Saved entries:
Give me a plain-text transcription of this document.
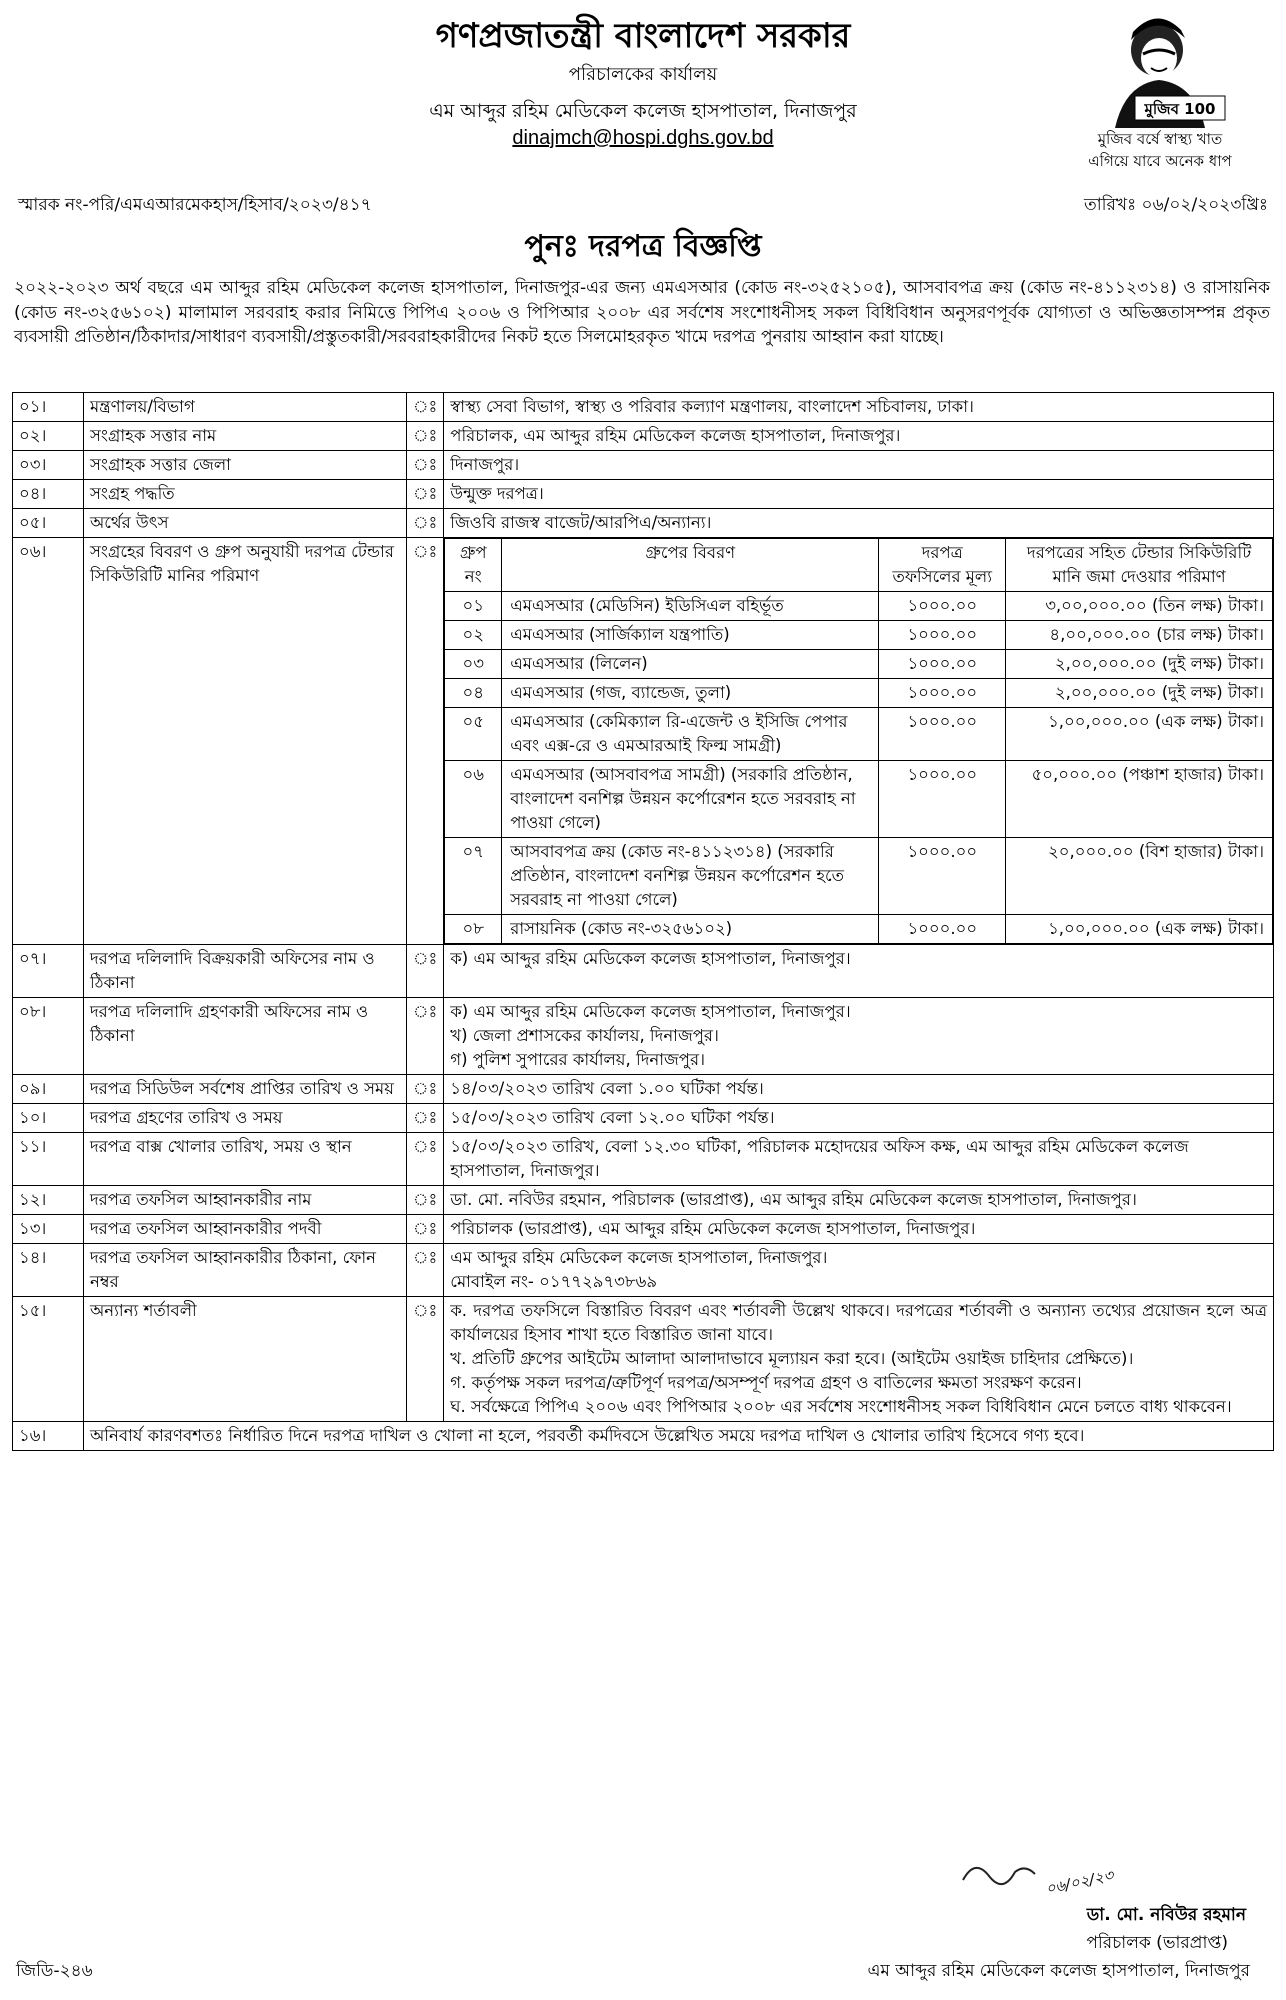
গণপ্রজাতন্ত্রী বাংলাদেশ সরকার
পরিচালকের কার্যালয়
এম আব্দুর রহিম মেডিকেল কলেজ হাসপাতাল, দিনাজপুর
dinajmch@hospi.dghs.gov.bd
মুজিব 100
মুজিব বর্ষে স্বাস্থ্য খাত
এগিয়ে যাবে অনেক ধাপ
স্মারক নং-পরি/এমএআরমেকহাস/হিসাব/২০২৩/৪১৭	তারিখঃ ০৬/০২/২০২৩খ্রিঃ
পুনঃ দরপত্র বিজ্ঞপ্তি
২০২২-২০২৩ অর্থ বছরে এম আব্দুর রহিম মেডিকেল কলেজ হাসপাতাল, দিনাজপুর-এর জন্য এমএসআর (কোড নং-৩২৫২১০৫), আসবাবপত্র ক্রয় (কোড নং-৪১১২৩১৪) ও রাসায়নিক (কোড নং-৩২৫৬১০২) মালামাল সরবরাহ করার নিমিত্তে পিপিএ ২০০৬ ও পিপিআর ২০০৮ এর সর্বশেষ সংশোধনীসহ সকল বিধিবিধান অনুসরণপূর্বক যোগ্যতা ও অভিজ্ঞতাসম্পন্ন প্রকৃত ব্যবসায়ী প্রতিষ্ঠান/ঠিকাদার/সাধারণ ব্যবসায়ী/প্রস্তুতকারী/সরবরাহকারীদের নিকট হতে সিলমোহরকৃত খামে দরপত্র পুনরায় আহ্বান করা যাচ্ছে।
০১।	মন্ত্রণালয়/বিভাগ	ঃ	স্বাস্থ্য সেবা বিভাগ, স্বাস্থ্য ও পরিবার কল্যাণ মন্ত্রণালয়, বাংলাদেশ সচিবালয়, ঢাকা।
০২।	সংগ্রাহক সত্তার নাম	ঃ	পরিচালক, এম আব্দুর রহিম মেডিকেল কলেজ হাসপাতাল, দিনাজপুর।
০৩।	সংগ্রাহক সত্তার জেলা	ঃ	দিনাজপুর।
০৪।	সংগ্রহ পদ্ধতি	ঃ	উন্মুক্ত দরপত্র।
০৫।	অর্থের উৎস	ঃ	জিওবি রাজস্ব বাজেট/আরপিএ/অন্যান্য।
০৬।	সংগ্রহের বিবরণ ও গ্রুপ অনুযায়ী দরপত্র টেন্ডার সিকিউরিটি মানির পরিমাণ	ঃ	গ্রুপ নং	গ্রুপের বিবরণ	দরপত্র তফসিলের মূল্য	দরপত্রের সহিত টেন্ডার সিকিউরিটি মানি জমা দেওয়ার পরিমাণ
০১	এমএসআর (মেডিসিন) ইডিসিএল বহির্ভূত	১০০০.০০	৩,০০,০০০.০০ (তিন লক্ষ) টাকা।
০২	এমএসআর (সার্জিক্যাল যন্ত্রপাতি)	১০০০.০০	৪,০০,০০০.০০ (চার লক্ষ) টাকা।
০৩	এমএসআর (লিলেন)	১০০০.০০	২,০০,০০০.০০ (দুই লক্ষ) টাকা।
০৪	এমএসআর (গজ, ব্যান্ডেজ, তুলা)	১০০০.০০	২,০০,০০০.০০ (দুই লক্ষ) টাকা।
০৫	এমএসআর (কেমিক্যাল রি-এজেন্ট ও ইসিজি পেপার এবং এক্স-রে ও এমআরআই ফিল্ম সামগ্রী)	১০০০.০০	১,০০,০০০.০০ (এক লক্ষ) টাকা।
০৬	এমএসআর (আসবাবপত্র সামগ্রী) (সরকারি প্রতিষ্ঠান, বাংলাদেশ বনশিল্প উন্নয়ন কর্পোরেশন হতে সরবরাহ না পাওয়া গেলে)	১০০০.০০	৫০,০০০.০০ (পঞ্চাশ হাজার) টাকা।
০৭	আসবাবপত্র ক্রয় (কোড নং-৪১১২৩১৪) (সরকারি প্রতিষ্ঠান, বাংলাদেশ বনশিল্প উন্নয়ন কর্পোরেশন হতে সরবরাহ না পাওয়া গেলে)	১০০০.০০	২০,০০০.০০ (বিশ হাজার) টাকা।
০৮	রাসায়নিক (কোড নং-৩২৫৬১০২)	১০০০.০০	১,০০,০০০.০০ (এক লক্ষ) টাকা।

০৭।	দরপত্র দলিলাদি বিক্রয়কারী অফিসের নাম ও ঠিকানা	ঃ	ক) এম আব্দুর রহিম মেডিকেল কলেজ হাসপাতাল, দিনাজপুর।
০৮।	দরপত্র দলিলাদি গ্রহণকারী অফিসের নাম ও ঠিকানা	ঃ	ক) এম আব্দুর রহিম মেডিকেল কলেজ হাসপাতাল, দিনাজপুর।
খ) জেলা প্রশাসকের কার্যালয়, দিনাজপুর।
গ) পুলিশ সুপারের কার্যালয়, দিনাজপুর।

০৯।	দরপত্র সিডিউল সর্বশেষ প্রাপ্তির তারিখ ও সময়	ঃ	১৪/০৩/২০২৩ তারিখ বেলা ১.০০ ঘটিকা পর্যন্ত।
১০।	দরপত্র গ্রহণের তারিখ ও সময়	ঃ	১৫/০৩/২০২৩ তারিখ বেলা ১২.০০ ঘটিকা পর্যন্ত।
১১।	দরপত্র বাক্স খোলার তারিখ, সময় ও স্থান	ঃ	১৫/০৩/২০২৩ তারিখ, বেলা ১২.৩০ ঘটিকা, পরিচালক মহোদয়ের অফিস কক্ষ, এম আব্দুর রহিম মেডিকেল কলেজ হাসপাতাল, দিনাজপুর।
১২।	দরপত্র তফসিল আহ্বানকারীর নাম	ঃ	ডা. মো. নবিউর রহমান, পরিচালক (ভারপ্রাপ্ত), এম আব্দুর রহিম মেডিকেল কলেজ হাসপাতাল, দিনাজপুর।
১৩।	দরপত্র তফসিল আহ্বানকারীর পদবী	ঃ	পরিচালক (ভারপ্রাপ্ত), এম আব্দুর রহিম মেডিকেল কলেজ হাসপাতাল, দিনাজপুর।
১৪।	দরপত্র তফসিল আহ্বানকারীর ঠিকানা, ফোন নম্বর	ঃ	এম আব্দুর রহিম মেডিকেল কলেজ হাসপাতাল, দিনাজপুর।
মোবাইল নং- ০১৭৭২৯৭৩৮৬৯

১৫।	অন্যান্য শর্তাবলী	ঃ	ক. দরপত্র তফসিলে বিস্তারিত বিবরণ এবং শর্তাবলী উল্লেখ থাকবে। দরপত্রের শর্তাবলী ও অন্যান্য তথ্যের প্রয়োজন হলে অত্র কার্যালয়ের হিসাব শাখা হতে বিস্তারিত জানা যাবে।
খ. প্রতিটি গ্রুপের আইটেম আলাদা আলাদাভাবে মূল্যায়ন করা হবে। (আইটেম ওয়াইজ চাহিদার প্রেক্ষিতে)।
গ. কর্তৃপক্ষ সকল দরপত্র/ত্রুটিপূর্ণ দরপত্র/অসম্পূর্ণ দরপত্র গ্রহণ ও বাতিলের ক্ষমতা সংরক্ষণ করেন।
ঘ. সর্বক্ষেত্রে পিপিএ ২০০৬ এবং পিপিআর ২০০৮ এর সর্বশেষ সংশোধনীসহ সকল বিধিবিধান মেনে চলতে বাধ্য থাকবেন।

১৬।	অনিবার্য কারণবশতঃ নির্ধারিত দিনে দরপত্র দাখিল ও খোলা না হলে, পরবর্তী কর্মদিবসে উল্লেখিত সময়ে দরপত্র দাখিল ও খোলার তারিখ হিসেবে গণ্য হবে।
০৬/০২/২৩
ডা. মো. নবিউর রহমান
পরিচালক (ভারপ্রাপ্ত)
এম আব্দুর রহিম মেডিকেল কলেজ হাসপাতাল, দিনাজপুর
জিডি-২৪৬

Aim of the exercise -
Go through the data above and transcribe it in full, omitting any image.

Final result -
Give me a plain-text transcription of this document.
গণপ্রজাতন্ত্রী বাংলাদেশ সরকার
পরিচালকের কার্যালয়
এম আব্দুর রহিম মেডিকেল কলেজ হাসপাতাল, দিনাজপুর
dinajmch@hospi.dghs.gov.bd
মুজিব 100
মুজিব বর্ষে স্বাস্থ্য খাত
এগিয়ে যাবে অনেক ধাপ
স্মারক নং-পরি/এমএআরমেকহাস/হিসাব/২০২৩/৪১৭	তারিখঃ ০৬/০২/২০২৩খ্রিঃ
পুনঃ দরপত্র বিজ্ঞপ্তি
২০২২-২০২৩ অর্থ বছরে এম আব্দুর রহিম মেডিকেল কলেজ হাসপাতাল, দিনাজপুর-এর জন্য এমএসআর (কোড নং-৩২৫২১০৫), আসবাবপত্র ক্রয় (কোড নং-৪১১২৩১৪) ও রাসায়নিক (কোড নং-৩২৫৬১০২) মালামাল সরবরাহ করার নিমিত্তে পিপিএ ২০০৬ ও পিপিআর ২০০৮ এর সর্বশেষ সংশোধনীসহ সকল বিধিবিধান অনুসরণপূর্বক যোগ্যতা ও অভিজ্ঞতাসম্পন্ন প্রকৃত ব্যবসায়ী প্রতিষ্ঠান/ঠিকাদার/সাধারণ ব্যবসায়ী/প্রস্তুতকারী/সরবরাহকারীদের নিকট হতে সিলমোহরকৃত খামে দরপত্র পুনরায় আহ্বান করা যাচ্ছে।
০১।	মন্ত্রণালয়/বিভাগ	ঃ	স্বাস্থ্য সেবা বিভাগ, স্বাস্থ্য ও পরিবার কল্যাণ মন্ত্রণালয়, বাংলাদেশ সচিবালয়, ঢাকা।
০২।	সংগ্রাহক সত্তার নাম	ঃ	পরিচালক, এম আব্দুর রহিম মেডিকেল কলেজ হাসপাতাল, দিনাজপুর।
০৩।	সংগ্রাহক সত্তার জেলা	ঃ	দিনাজপুর।
০৪।	সংগ্রহ পদ্ধতি	ঃ	উন্মুক্ত দরপত্র।
০৫।	অর্থের উৎস	ঃ	জিওবি রাজস্ব বাজেট/আরপিএ/অন্যান্য।
০৬।	সংগ্রহের বিবরণ ও গ্রুপ অনুযায়ী দরপত্র টেন্ডার সিকিউরিটি মানির পরিমাণ	ঃ	গ্রুপ নং	গ্রুপের বিবরণ	দরপত্র তফসিলের মূল্য	দরপত্রের সহিত টেন্ডার সিকিউরিটি মানি জমা দেওয়ার পরিমাণ
০১	এমএসআর (মেডিসিন) ইডিসিএল বহির্ভূত	১০০০.০০	৩,০০,০০০.০০ (তিন লক্ষ) টাকা।
০২	এমএসআর (সার্জিক্যাল যন্ত্রপাতি)	১০০০.০০	৪,০০,০০০.০০ (চার লক্ষ) টাকা।
০৩	এমএসআর (লিলেন)	১০০০.০০	২,০০,০০০.০০ (দুই লক্ষ) টাকা।
০৪	এমএসআর (গজ, ব্যান্ডেজ, তুলা)	১০০০.০০	২,০০,০০০.০০ (দুই লক্ষ) টাকা।
০৫	এমএসআর (কেমিক্যাল রি-এজেন্ট ও ইসিজি পেপার এবং এক্স-রে ও এমআরআই ফিল্ম সামগ্রী)	১০০০.০০	১,০০,০০০.০০ (এক লক্ষ) টাকা।
০৬	এমএসআর (আসবাবপত্র সামগ্রী) (সরকারি প্রতিষ্ঠান, বাংলাদেশ বনশিল্প উন্নয়ন কর্পোরেশন হতে সরবরাহ না পাওয়া গেলে)	১০০০.০০	৫০,০০০.০০ (পঞ্চাশ হাজার) টাকা।
০৭	আসবাবপত্র ক্রয় (কোড নং-৪১১২৩১৪) (সরকারি প্রতিষ্ঠান, বাংলাদেশ বনশিল্প উন্নয়ন কর্পোরেশন হতে সরবরাহ না পাওয়া গেলে)	১০০০.০০	২০,০০০.০০ (বিশ হাজার) টাকা।
০৮	রাসায়নিক (কোড নং-৩২৫৬১০২)	১০০০.০০	১,০০,০০০.০০ (এক লক্ষ) টাকা।

০৭।	দরপত্র দলিলাদি বিক্রয়কারী অফিসের নাম ও ঠিকানা	ঃ	ক) এম আব্দুর রহিম মেডিকেল কলেজ হাসপাতাল, দিনাজপুর।
০৮।	দরপত্র দলিলাদি গ্রহণকারী অফিসের নাম ও ঠিকানা	ঃ	ক) এম আব্দুর রহিম মেডিকেল কলেজ হাসপাতাল, দিনাজপুর।
খ) জেলা প্রশাসকের কার্যালয়, দিনাজপুর।
গ) পুলিশ সুপারের কার্যালয়, দিনাজপুর।

০৯।	দরপত্র সিডিউল সর্বশেষ প্রাপ্তির তারিখ ও সময়	ঃ	১৪/০৩/২০২৩ তারিখ বেলা ১.০০ ঘটিকা পর্যন্ত।
১০।	দরপত্র গ্রহণের তারিখ ও সময়	ঃ	১৫/০৩/২০২৩ তারিখ বেলা ১২.০০ ঘটিকা পর্যন্ত।
১১।	দরপত্র বাক্স খোলার তারিখ, সময় ও স্থান	ঃ	১৫/০৩/২০২৩ তারিখ, বেলা ১২.৩০ ঘটিকা, পরিচালক মহোদয়ের অফিস কক্ষ, এম আব্দুর রহিম মেডিকেল কলেজ হাসপাতাল, দিনাজপুর।
১২।	দরপত্র তফসিল আহ্বানকারীর নাম	ঃ	ডা. মো. নবিউর রহমান, পরিচালক (ভারপ্রাপ্ত), এম আব্দুর রহিম মেডিকেল কলেজ হাসপাতাল, দিনাজপুর।
১৩।	দরপত্র তফসিল আহ্বানকারীর পদবী	ঃ	পরিচালক (ভারপ্রাপ্ত), এম আব্দুর রহিম মেডিকেল কলেজ হাসপাতাল, দিনাজপুর।
১৪।	দরপত্র তফসিল আহ্বানকারীর ঠিকানা, ফোন নম্বর	ঃ	এম আব্দুর রহিম মেডিকেল কলেজ হাসপাতাল, দিনাজপুর।
মোবাইল নং- ০১৭৭২৯৭৩৮৬৯

১৫।	অন্যান্য শর্তাবলী	ঃ	ক. দরপত্র তফসিলে বিস্তারিত বিবরণ এবং শর্তাবলী উল্লেখ থাকবে। দরপত্রের শর্তাবলী ও অন্যান্য তথ্যের প্রয়োজন হলে অত্র কার্যালয়ের হিসাব শাখা হতে বিস্তারিত জানা যাবে।
খ. প্রতিটি গ্রুপের আইটেম আলাদা আলাদাভাবে মূল্যায়ন করা হবে। (আইটেম ওয়াইজ চাহিদার প্রেক্ষিতে)।
গ. কর্তৃপক্ষ সকল দরপত্র/ত্রুটিপূর্ণ দরপত্র/অসম্পূর্ণ দরপত্র গ্রহণ ও বাতিলের ক্ষমতা সংরক্ষণ করেন।
ঘ. সর্বক্ষেত্রে পিপিএ ২০০৬ এবং পিপিআর ২০০৮ এর সর্বশেষ সংশোধনীসহ সকল বিধিবিধান মেনে চলতে বাধ্য থাকবেন।

১৬।	অনিবার্য কারণবশতঃ নির্ধারিত দিনে দরপত্র দাখিল ও খোলা না হলে, পরবর্তী কর্মদিবসে উল্লেখিত সময়ে দরপত্র দাখিল ও খোলার তারিখ হিসেবে গণ্য হবে।
০৬/০২/২৩
ডা. মো. নবিউর রহমান
পরিচালক (ভারপ্রাপ্ত)
এম আব্দুর রহিম মেডিকেল কলেজ হাসপাতাল, দিনাজপুর
জিডি-২৪৬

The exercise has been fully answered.